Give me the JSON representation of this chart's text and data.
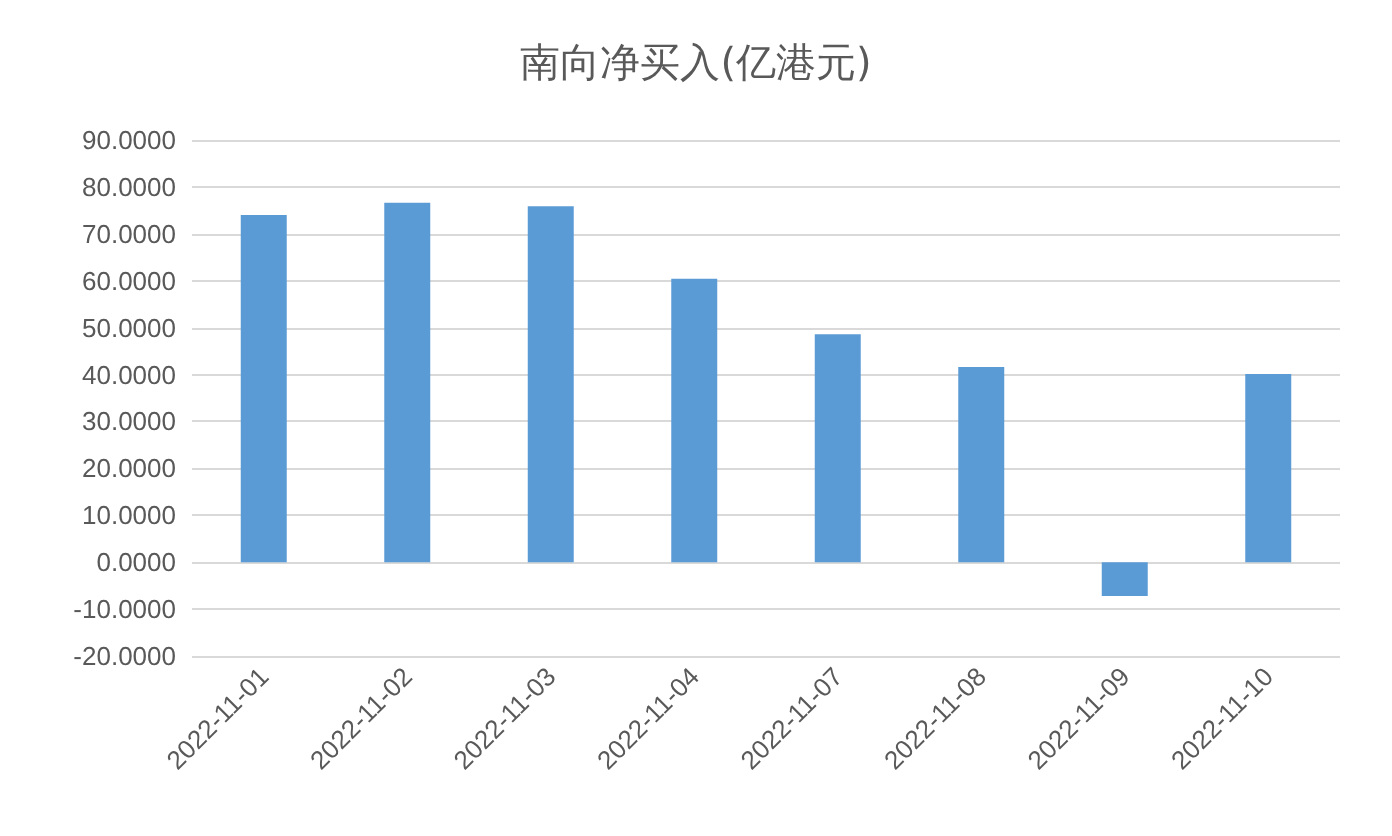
{
  "chart_data": {
    "type": "bar",
    "title": "南向净买入(亿港元)",
    "categories": [
      "2022-11-01",
      "2022-11-02",
      "2022-11-03",
      "2022-11-04",
      "2022-11-07",
      "2022-11-08",
      "2022-11-09",
      "2022-11-10"
    ],
    "values": [
      74.0,
      76.6,
      75.9,
      60.4,
      48.6,
      41.6,
      -7.2,
      40.1
    ],
    "color": "#5b9bd5",
    "ylim": [
      -20,
      90
    ],
    "yticks": [
      {
        "value": -20,
        "label": "-20.0000"
      },
      {
        "value": -10,
        "label": "-10.0000"
      },
      {
        "value": 0,
        "label": "0.0000"
      },
      {
        "value": 10,
        "label": "10.0000"
      },
      {
        "value": 20,
        "label": "20.0000"
      },
      {
        "value": 30,
        "label": "30.0000"
      },
      {
        "value": 40,
        "label": "40.0000"
      },
      {
        "value": 50,
        "label": "50.0000"
      },
      {
        "value": 60,
        "label": "60.0000"
      },
      {
        "value": 70,
        "label": "70.0000"
      },
      {
        "value": 80,
        "label": "80.0000"
      },
      {
        "value": 90,
        "label": "90.0000"
      }
    ],
    "grid": "y"
  }
}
- - -
All of the records need repeating exactly, except for the pictures.

▶ [Final result]:
Give me the JSON representation of this chart's text and data.
{
  "chart_data": {
    "type": "bar",
    "title": "南向净买入(亿港元)",
    "categories": [
      "2022-11-01",
      "2022-11-02",
      "2022-11-03",
      "2022-11-04",
      "2022-11-07",
      "2022-11-08",
      "2022-11-09",
      "2022-11-10"
    ],
    "values": [
      74.0,
      76.6,
      75.9,
      60.4,
      48.6,
      41.6,
      -7.2,
      40.1
    ],
    "color": "#5b9bd5",
    "ylim": [
      -20,
      90
    ],
    "yticks": [
      {
        "value": -20,
        "label": "-20.0000"
      },
      {
        "value": -10,
        "label": "-10.0000"
      },
      {
        "value": 0,
        "label": "0.0000"
      },
      {
        "value": 10,
        "label": "10.0000"
      },
      {
        "value": 20,
        "label": "20.0000"
      },
      {
        "value": 30,
        "label": "30.0000"
      },
      {
        "value": 40,
        "label": "40.0000"
      },
      {
        "value": 50,
        "label": "50.0000"
      },
      {
        "value": 60,
        "label": "60.0000"
      },
      {
        "value": 70,
        "label": "70.0000"
      },
      {
        "value": 80,
        "label": "80.0000"
      },
      {
        "value": 90,
        "label": "90.0000"
      }
    ],
    "grid": "y"
  }
}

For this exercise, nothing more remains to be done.